Task goal - Please transcribe the material below line for line without changing any characters, and leave the pictures out of your copy.

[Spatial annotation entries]
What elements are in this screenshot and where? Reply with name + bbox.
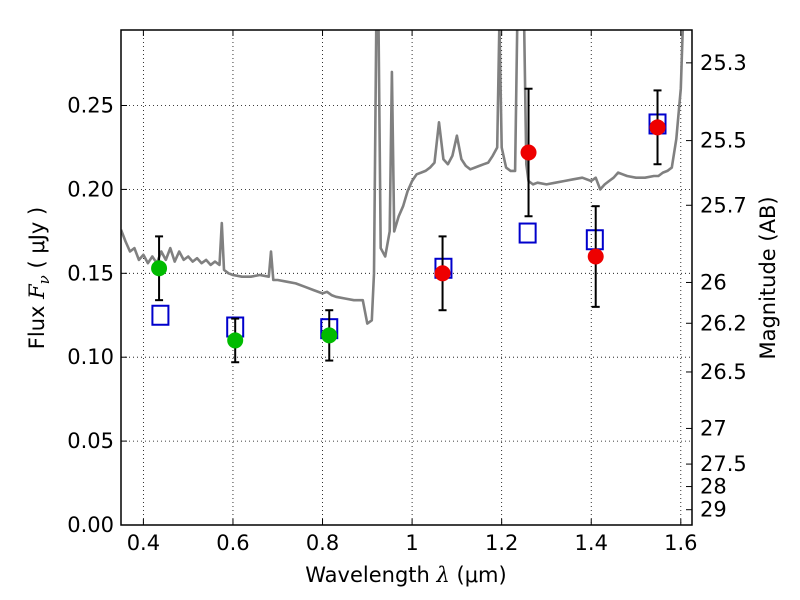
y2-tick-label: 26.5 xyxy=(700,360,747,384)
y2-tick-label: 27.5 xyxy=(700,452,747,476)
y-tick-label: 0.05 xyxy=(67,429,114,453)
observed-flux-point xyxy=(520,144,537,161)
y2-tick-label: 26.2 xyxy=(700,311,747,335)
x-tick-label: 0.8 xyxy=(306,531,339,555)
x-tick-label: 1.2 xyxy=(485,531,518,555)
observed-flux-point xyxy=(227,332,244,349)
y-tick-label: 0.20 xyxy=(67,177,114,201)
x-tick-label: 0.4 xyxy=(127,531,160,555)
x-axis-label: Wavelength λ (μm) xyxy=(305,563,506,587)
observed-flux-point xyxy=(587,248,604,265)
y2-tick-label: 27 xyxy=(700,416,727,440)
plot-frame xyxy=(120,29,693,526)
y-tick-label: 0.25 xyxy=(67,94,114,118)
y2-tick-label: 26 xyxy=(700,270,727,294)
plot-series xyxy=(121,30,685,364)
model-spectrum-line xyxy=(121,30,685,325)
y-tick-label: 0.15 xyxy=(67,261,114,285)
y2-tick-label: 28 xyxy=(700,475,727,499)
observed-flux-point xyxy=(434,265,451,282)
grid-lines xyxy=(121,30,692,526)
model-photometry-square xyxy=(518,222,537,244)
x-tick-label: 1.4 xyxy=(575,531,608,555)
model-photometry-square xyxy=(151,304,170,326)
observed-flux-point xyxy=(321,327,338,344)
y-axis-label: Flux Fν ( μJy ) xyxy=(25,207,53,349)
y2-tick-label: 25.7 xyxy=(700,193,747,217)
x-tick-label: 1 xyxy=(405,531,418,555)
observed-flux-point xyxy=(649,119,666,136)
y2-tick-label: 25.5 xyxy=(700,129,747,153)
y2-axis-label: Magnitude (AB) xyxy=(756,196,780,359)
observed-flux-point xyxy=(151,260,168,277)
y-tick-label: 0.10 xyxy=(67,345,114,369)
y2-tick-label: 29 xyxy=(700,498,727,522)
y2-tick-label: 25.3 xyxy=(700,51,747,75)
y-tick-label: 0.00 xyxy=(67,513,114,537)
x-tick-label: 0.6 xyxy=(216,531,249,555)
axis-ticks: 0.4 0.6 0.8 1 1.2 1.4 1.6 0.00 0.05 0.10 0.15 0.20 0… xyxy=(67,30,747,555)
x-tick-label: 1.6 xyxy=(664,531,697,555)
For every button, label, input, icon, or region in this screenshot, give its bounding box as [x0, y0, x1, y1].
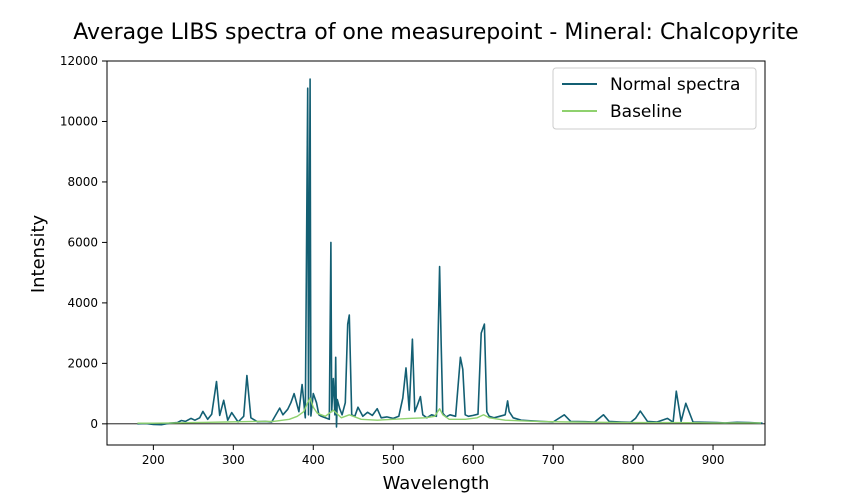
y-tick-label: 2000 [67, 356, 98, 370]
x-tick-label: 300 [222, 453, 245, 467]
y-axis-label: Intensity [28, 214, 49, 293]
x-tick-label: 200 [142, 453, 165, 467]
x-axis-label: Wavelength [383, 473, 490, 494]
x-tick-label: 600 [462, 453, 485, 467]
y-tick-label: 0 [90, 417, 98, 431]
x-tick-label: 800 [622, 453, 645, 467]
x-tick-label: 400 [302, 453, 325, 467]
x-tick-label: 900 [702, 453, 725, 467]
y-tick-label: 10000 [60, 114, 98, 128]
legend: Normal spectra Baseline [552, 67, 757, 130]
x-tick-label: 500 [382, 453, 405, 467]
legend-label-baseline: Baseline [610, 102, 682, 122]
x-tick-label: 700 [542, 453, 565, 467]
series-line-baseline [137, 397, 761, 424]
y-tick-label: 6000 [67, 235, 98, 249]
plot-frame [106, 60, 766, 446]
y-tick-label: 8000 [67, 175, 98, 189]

Result -
What elements are in this screenshot and where? Reply with name + bbox.
y2-tick-label: 26.5 xyxy=(700,360,747,384)
y2-tick-label: 27.5 xyxy=(700,452,747,476)
y-tick-label: 0.05 xyxy=(67,429,114,453)
observed-flux-point xyxy=(520,144,537,161)
y2-tick-label: 26.2 xyxy=(700,311,747,335)
x-tick-label: 0.8 xyxy=(306,531,339,555)
x-tick-label: 1.2 xyxy=(485,531,518,555)
observed-flux-point xyxy=(227,332,244,349)
y-tick-label: 0.20 xyxy=(67,177,114,201)
x-tick-label: 0.4 xyxy=(127,531,160,555)
x-axis-label: Wavelength λ (μm) xyxy=(305,563,506,587)
observed-flux-point xyxy=(587,248,604,265)
y2-tick-label: 27 xyxy=(700,416,727,440)
plot-frame xyxy=(120,29,693,526)
y-tick-label: 0.25 xyxy=(67,94,114,118)
y2-tick-label: 26 xyxy=(700,270,727,294)
plot-series xyxy=(121,30,685,364)
model-spectrum-line xyxy=(121,30,685,325)
y-tick-label: 0.15 xyxy=(67,261,114,285)
y2-tick-label: 28 xyxy=(700,475,727,499)
observed-flux-point xyxy=(434,265,451,282)
grid-lines xyxy=(121,30,692,526)
model-photometry-square xyxy=(518,222,537,244)
x-tick-label: 1.4 xyxy=(575,531,608,555)
model-photometry-square xyxy=(151,304,170,326)
observed-flux-point xyxy=(321,327,338,344)
y-axis-label: Flux Fν ( μJy ) xyxy=(25,207,53,349)
y2-tick-label: 25.7 xyxy=(700,193,747,217)
x-tick-label: 1 xyxy=(405,531,418,555)
observed-flux-point xyxy=(649,119,666,136)
y2-tick-label: 25.5 xyxy=(700,129,747,153)
y2-axis-label: Magnitude (AB) xyxy=(756,196,780,359)
observed-flux-point xyxy=(151,260,168,277)
y-tick-label: 0.10 xyxy=(67,345,114,369)
y2-tick-label: 29 xyxy=(700,498,727,522)
y2-tick-label: 25.3 xyxy=(700,51,747,75)
y-tick-label: 0.00 xyxy=(67,513,114,537)
x-tick-label: 0.6 xyxy=(216,531,249,555)
axis-ticks: 0.4 0.6 0.8 1 1.2 1.4 1.6 0.00 0.05 0.10 0.15 0.20 0… xyxy=(67,30,747,555)
x-tick-label: 1.6 xyxy=(664,531,697,555)
For every button, label, input, icon, or region in this screenshot, give its bounding box as [x0, y0, x1, y1].
y-tick-label: 2000 [67, 356, 98, 370]
x-tick-label: 300 [222, 453, 245, 467]
y-axis-label: Intensity [28, 214, 49, 293]
x-tick-label: 200 [142, 453, 165, 467]
x-axis-label: Wavelength [383, 473, 490, 494]
x-tick-label: 600 [462, 453, 485, 467]
y-tick-label: 0 [90, 417, 98, 431]
x-tick-label: 800 [622, 453, 645, 467]
x-tick-label: 400 [302, 453, 325, 467]
x-tick-label: 900 [702, 453, 725, 467]
y-tick-label: 10000 [60, 114, 98, 128]
legend: Normal spectra Baseline [552, 67, 757, 130]
x-tick-label: 500 [382, 453, 405, 467]
legend-label-baseline: Baseline [610, 102, 682, 122]
x-tick-label: 700 [542, 453, 565, 467]
series-line-baseline [137, 397, 761, 424]
y-tick-label: 6000 [67, 235, 98, 249]
plot-frame [106, 60, 766, 446]
y-tick-label: 8000 [67, 175, 98, 189]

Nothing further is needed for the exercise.